出題 1:
レコードの先頭から「waveform-bar — [304, 91, 305, 119]」を含む行までを、両端の行も含めて一字一句変えずに返してください。それ以外の行は含めないでください。

読む文章:
§
元始天尊の弟子で、姜子牙(太公望)の弟弟子。
白い虎(白額虎)に跨り、宝剣と開天珠を持つ。
第37回で、姜子牙は元始天尊から「誰に呼ばれても決して振り向いてはならない」と強く命じられて崑崙山から下りる。
だが姜子牙は申公豹に名を呼ばれると、彼が弟弟子だったこともあり、つい言いつけに背いてしまった。
申公豹は、姜子牙が師の命令で商周革命を進めているにも関わらず、自分と共に商を援け周を滅ぼすよう唆した。
姜子牙が断ると申公豹は怒り出し、「俺は頭を切って飛ばすことができる」と己の力を誇示した。
そのため姜子牙はつい「そんなことが本当にできるのなら、封神榜を焼いてお前と一緒に商に行ってもいい」と約束してしまう。
申公豹は言葉通り自ら剣で首を切断したが、言葉どおり切り口からは一滴も血が零れず、胴から切り離された頭は空を飛んだ。
だが二人のやり取りを見ていた南極仙翁が、申公豹の頭を南海に捨てるよう白鶴童子に命じたため、申公豹は死の危機に瀕する。
姜子牙の必死に命乞いによって申公豹は赦されるが、彼は自分の命を救ったはずの兄弟子を逆恨みし、以降、幾人もの道士や妖怪を唆し、姜子牙の命を執拗につけ狙った。
§
使用データ:
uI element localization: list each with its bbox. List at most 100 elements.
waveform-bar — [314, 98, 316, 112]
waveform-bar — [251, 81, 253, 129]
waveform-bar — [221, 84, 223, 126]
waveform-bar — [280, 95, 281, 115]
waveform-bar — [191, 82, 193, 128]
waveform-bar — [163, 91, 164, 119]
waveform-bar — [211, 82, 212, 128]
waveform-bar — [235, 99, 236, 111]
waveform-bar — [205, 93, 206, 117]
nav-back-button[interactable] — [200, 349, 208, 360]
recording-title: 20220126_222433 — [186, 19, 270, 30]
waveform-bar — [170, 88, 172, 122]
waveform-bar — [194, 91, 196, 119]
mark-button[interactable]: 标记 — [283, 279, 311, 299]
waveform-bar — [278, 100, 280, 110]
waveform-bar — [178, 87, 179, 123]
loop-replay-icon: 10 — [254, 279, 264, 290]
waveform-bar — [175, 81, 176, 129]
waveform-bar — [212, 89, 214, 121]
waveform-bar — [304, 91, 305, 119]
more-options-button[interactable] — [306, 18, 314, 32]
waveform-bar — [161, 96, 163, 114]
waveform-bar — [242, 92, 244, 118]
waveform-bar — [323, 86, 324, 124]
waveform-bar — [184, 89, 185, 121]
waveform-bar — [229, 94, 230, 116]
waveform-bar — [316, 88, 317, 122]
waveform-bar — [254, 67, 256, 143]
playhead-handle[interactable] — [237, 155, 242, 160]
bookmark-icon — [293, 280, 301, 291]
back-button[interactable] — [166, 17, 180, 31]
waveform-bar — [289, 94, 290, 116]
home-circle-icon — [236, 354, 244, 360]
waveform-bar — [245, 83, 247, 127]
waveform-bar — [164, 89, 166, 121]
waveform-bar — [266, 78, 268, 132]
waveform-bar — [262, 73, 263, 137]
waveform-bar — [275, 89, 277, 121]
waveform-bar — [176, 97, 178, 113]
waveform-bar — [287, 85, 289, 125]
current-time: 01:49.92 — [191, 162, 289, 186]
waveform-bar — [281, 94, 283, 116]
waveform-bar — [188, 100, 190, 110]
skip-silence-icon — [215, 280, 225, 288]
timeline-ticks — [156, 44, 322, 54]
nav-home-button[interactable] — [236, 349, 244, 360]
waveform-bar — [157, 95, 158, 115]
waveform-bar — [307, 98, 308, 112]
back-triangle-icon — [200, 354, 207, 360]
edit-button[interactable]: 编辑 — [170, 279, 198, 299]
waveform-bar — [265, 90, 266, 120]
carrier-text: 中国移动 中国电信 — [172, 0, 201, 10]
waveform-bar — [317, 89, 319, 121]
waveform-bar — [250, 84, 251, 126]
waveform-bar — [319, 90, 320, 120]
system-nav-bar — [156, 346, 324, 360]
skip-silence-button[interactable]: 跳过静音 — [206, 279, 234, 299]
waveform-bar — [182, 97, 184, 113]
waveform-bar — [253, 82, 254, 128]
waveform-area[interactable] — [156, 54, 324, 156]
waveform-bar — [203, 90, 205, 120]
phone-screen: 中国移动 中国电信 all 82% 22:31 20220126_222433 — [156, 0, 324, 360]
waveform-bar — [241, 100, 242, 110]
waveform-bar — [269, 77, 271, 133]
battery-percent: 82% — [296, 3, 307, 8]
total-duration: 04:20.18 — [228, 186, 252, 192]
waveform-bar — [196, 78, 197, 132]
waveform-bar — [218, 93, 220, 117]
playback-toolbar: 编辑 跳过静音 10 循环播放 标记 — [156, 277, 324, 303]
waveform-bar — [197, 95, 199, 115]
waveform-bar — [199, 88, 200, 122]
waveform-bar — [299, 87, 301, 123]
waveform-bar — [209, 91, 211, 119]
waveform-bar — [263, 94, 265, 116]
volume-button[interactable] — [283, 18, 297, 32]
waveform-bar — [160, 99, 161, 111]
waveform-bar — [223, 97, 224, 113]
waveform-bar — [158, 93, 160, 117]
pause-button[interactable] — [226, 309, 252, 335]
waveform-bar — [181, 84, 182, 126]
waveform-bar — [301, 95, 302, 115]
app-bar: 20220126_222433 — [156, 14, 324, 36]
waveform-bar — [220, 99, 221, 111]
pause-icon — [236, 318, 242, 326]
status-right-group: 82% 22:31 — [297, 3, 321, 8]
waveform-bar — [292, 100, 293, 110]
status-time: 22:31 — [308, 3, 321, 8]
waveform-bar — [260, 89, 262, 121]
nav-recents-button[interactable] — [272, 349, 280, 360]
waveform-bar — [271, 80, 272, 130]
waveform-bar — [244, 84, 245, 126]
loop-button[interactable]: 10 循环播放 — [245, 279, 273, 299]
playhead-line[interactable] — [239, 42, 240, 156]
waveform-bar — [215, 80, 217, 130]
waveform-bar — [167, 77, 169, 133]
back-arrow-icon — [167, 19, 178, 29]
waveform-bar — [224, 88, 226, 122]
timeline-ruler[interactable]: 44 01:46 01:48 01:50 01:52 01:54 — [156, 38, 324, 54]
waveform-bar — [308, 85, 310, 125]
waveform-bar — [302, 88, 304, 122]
§
出題 2:
申公豹に関する文章の全体を、一字一句変えずに打ち直してください。

完全な解答 1:
uI element localization: list each with its bbox. List at most 100 elements.
waveform-bar — [314, 98, 316, 112]
waveform-bar — [251, 81, 253, 129]
waveform-bar — [221, 84, 223, 126]
waveform-bar — [280, 95, 281, 115]
waveform-bar — [191, 82, 193, 128]
waveform-bar — [163, 91, 164, 119]
waveform-bar — [211, 82, 212, 128]
waveform-bar — [235, 99, 236, 111]
waveform-bar — [205, 93, 206, 117]
nav-back-button[interactable] — [200, 349, 208, 360]
recording-title: 20220126_222433 — [186, 19, 270, 30]
waveform-bar — [170, 88, 172, 122]
waveform-bar — [194, 91, 196, 119]
mark-button[interactable]: 标记 — [283, 279, 311, 299]
waveform-bar — [278, 100, 280, 110]
waveform-bar — [178, 87, 179, 123]
loop-replay-icon: 10 — [254, 279, 264, 290]
waveform-bar — [175, 81, 176, 129]
waveform-bar — [212, 89, 214, 121]
waveform-bar — [304, 91, 305, 119]

完全な解答 2:
元始天尊の弟子で、姜子牙(太公望)の弟弟子。
白い虎(白額虎)に跨り、宝剣と開天珠を持つ。
第37回で、姜子牙は元始天尊から「誰に呼ばれても決して振り向いてはならない」と強く命じられて崑崙山から下りる。
だが姜子牙は申公豹に名を呼ばれると、彼が弟弟子だったこともあり、つい言いつけに背いてしまった。
申公豹は、姜子牙が師の命令で商周革命を進めているにも関わらず、自分と共に商を援け周を滅ぼすよう唆した。
姜子牙が断ると申公豹は怒り出し、「俺は頭を切って飛ばすことができる」と己の力を誇示した。
そのため姜子牙はつい「そんなことが本当にできるのなら、封神榜を焼いてお前と一緒に商に行ってもいい」と約束してしまう。
申公豹は言葉通り自ら剣で首を切断したが、言葉どおり切り口からは一滴も血が零れず、胴から切り離された頭は空を飛んだ。
だが二人のやり取りを見ていた南極仙翁が、申公豹の頭を南海に捨てるよう白鶴童子に命じたため、申公豹は死の危機に瀕する。
姜子牙の必死に命乞いによって申公豹は赦されるが、彼は自分の命を救ったはずの兄弟子を逆恨みし、以降、幾人もの道士や妖怪を唆し、姜子牙の命を執拗につけ狙った。